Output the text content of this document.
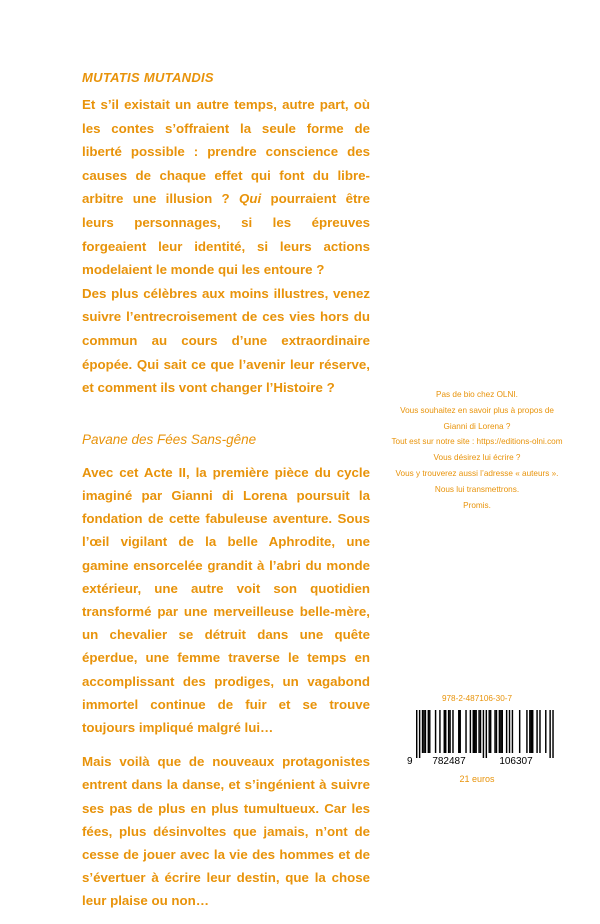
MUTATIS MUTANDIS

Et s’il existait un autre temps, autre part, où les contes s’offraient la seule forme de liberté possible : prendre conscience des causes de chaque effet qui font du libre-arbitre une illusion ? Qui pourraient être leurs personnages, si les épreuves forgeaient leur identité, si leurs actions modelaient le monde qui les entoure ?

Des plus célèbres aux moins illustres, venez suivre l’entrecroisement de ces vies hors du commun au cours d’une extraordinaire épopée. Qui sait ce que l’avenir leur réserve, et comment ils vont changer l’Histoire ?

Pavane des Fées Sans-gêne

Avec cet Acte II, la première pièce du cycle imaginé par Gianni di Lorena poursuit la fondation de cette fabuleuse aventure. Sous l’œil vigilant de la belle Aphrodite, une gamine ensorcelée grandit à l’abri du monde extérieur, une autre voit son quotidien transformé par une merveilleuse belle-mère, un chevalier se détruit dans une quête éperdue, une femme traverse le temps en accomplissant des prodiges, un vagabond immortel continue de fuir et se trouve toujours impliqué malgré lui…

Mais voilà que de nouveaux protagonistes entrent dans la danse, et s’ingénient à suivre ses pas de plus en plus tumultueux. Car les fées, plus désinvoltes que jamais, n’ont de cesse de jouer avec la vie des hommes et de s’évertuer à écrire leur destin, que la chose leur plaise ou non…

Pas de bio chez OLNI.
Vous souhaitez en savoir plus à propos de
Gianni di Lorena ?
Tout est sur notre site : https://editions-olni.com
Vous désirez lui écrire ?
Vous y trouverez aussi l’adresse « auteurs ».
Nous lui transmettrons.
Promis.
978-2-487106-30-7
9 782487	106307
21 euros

::::::::

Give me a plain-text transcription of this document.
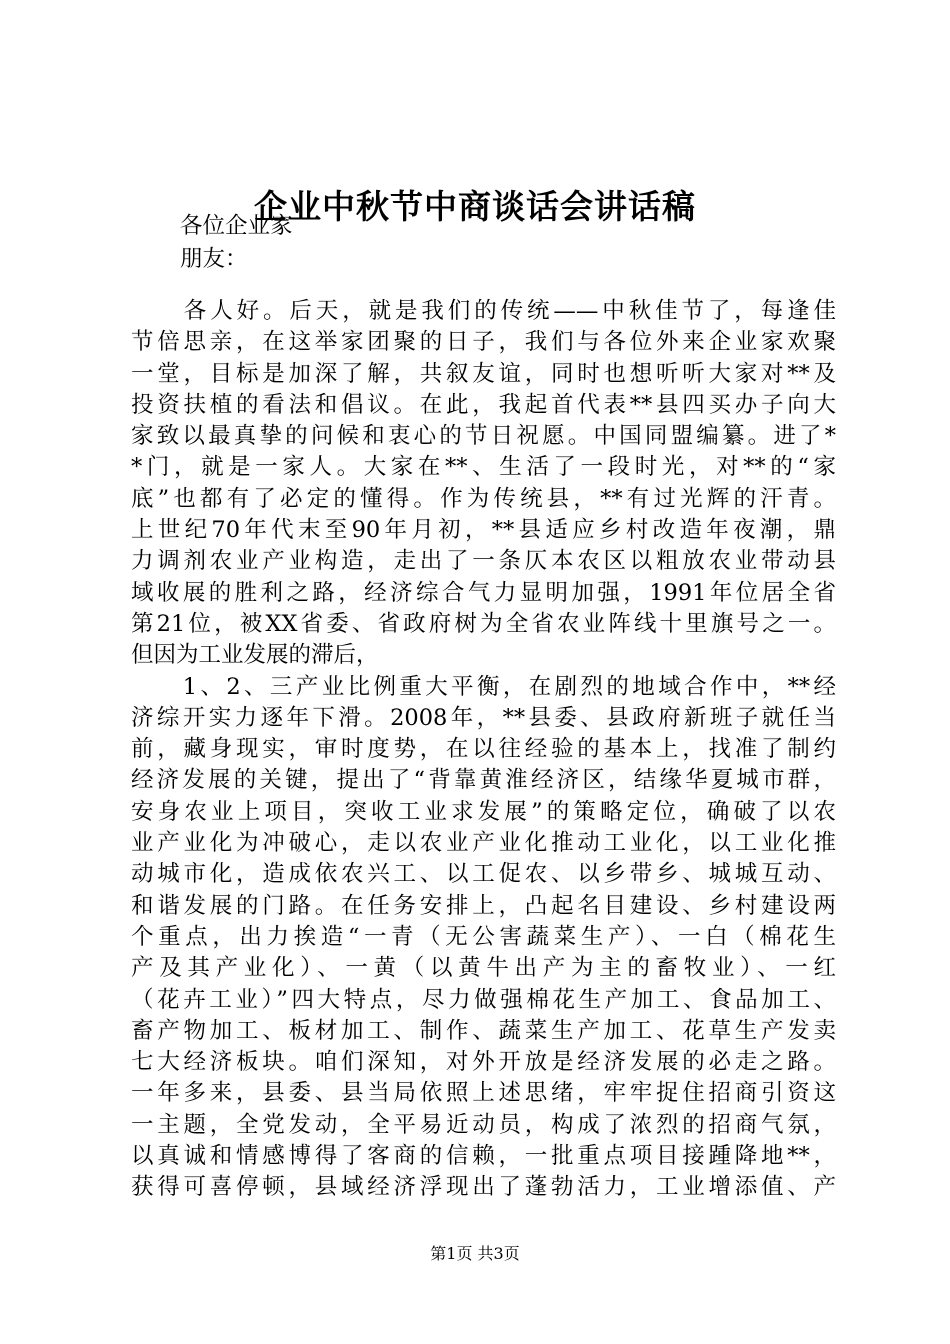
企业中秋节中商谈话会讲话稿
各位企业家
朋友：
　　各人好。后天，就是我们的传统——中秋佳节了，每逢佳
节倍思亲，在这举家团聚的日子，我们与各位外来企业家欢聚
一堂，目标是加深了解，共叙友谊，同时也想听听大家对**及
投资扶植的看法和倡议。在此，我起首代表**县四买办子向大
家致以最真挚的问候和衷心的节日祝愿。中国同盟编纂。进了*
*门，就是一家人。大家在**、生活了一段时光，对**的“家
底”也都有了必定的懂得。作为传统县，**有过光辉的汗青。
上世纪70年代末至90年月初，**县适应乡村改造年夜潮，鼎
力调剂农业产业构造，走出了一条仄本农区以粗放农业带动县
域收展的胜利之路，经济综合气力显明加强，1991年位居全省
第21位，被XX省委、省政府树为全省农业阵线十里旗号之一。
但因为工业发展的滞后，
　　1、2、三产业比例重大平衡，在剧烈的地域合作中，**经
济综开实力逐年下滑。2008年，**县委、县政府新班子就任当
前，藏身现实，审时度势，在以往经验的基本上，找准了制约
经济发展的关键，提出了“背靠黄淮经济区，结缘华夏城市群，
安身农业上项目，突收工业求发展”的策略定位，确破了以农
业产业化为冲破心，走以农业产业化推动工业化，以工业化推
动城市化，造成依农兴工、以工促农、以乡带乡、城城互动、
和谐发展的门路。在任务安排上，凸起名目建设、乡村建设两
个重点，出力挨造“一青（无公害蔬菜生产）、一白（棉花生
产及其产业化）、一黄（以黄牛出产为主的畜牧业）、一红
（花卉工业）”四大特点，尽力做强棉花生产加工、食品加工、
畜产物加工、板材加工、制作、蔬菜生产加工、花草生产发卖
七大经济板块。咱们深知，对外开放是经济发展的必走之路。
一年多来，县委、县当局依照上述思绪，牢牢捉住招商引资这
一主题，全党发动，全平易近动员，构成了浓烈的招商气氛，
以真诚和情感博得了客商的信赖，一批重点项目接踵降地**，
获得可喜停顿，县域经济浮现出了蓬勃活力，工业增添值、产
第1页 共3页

::::::::

_WORK TO COMPLETE_:
In the records above, how many lines hold the string "Gianni"? Reply with only the number.

_WRITTEN SOLUTION_:
2